==== Dataset rows ====

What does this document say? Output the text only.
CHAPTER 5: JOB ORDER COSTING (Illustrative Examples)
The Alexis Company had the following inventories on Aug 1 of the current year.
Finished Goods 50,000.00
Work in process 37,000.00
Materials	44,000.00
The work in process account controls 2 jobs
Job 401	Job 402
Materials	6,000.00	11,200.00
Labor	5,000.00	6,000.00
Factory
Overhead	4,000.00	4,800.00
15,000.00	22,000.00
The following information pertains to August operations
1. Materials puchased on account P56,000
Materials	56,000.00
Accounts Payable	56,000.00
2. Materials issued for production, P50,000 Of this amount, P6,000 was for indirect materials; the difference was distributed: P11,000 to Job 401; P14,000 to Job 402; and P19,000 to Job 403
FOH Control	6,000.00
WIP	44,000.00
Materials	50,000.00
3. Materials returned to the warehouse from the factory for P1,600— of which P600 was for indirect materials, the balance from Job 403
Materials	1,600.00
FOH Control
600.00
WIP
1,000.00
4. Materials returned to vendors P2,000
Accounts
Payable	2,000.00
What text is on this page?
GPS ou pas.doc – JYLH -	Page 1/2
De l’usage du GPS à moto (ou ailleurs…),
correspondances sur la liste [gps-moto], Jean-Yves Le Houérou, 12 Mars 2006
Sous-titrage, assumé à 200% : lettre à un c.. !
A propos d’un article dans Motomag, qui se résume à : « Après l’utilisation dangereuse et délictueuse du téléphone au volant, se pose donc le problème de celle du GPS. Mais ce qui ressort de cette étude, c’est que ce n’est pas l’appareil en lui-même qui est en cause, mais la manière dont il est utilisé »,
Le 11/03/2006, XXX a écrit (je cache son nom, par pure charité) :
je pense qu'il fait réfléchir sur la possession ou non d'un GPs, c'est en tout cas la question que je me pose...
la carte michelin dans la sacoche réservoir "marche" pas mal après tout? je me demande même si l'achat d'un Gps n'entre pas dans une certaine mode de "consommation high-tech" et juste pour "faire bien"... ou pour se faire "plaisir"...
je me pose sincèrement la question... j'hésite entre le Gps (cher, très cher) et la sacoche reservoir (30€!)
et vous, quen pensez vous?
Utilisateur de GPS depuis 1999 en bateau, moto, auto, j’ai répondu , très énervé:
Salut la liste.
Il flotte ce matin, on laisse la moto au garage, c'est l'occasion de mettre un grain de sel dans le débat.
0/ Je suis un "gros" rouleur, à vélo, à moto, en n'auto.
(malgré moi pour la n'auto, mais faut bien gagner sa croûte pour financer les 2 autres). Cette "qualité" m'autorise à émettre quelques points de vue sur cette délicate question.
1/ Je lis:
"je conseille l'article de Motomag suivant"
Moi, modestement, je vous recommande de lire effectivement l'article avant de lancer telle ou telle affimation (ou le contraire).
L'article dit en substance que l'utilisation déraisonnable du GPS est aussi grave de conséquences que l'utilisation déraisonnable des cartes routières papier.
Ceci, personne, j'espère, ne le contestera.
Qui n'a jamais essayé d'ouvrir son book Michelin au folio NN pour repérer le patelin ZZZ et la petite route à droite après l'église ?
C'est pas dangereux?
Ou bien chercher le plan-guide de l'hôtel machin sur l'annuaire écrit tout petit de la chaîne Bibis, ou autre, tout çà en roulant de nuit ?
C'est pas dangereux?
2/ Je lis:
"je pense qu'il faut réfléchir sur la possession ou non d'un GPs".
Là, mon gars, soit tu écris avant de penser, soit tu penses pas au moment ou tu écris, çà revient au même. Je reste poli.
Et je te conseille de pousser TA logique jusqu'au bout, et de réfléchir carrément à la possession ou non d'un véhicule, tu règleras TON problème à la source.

====

## Required work
Copy out every line of the listing that contains the string "following".

## Response for this exercise
The Alexis Company had the following inventories on Aug 1 of the current year.
The following information pertains to August operations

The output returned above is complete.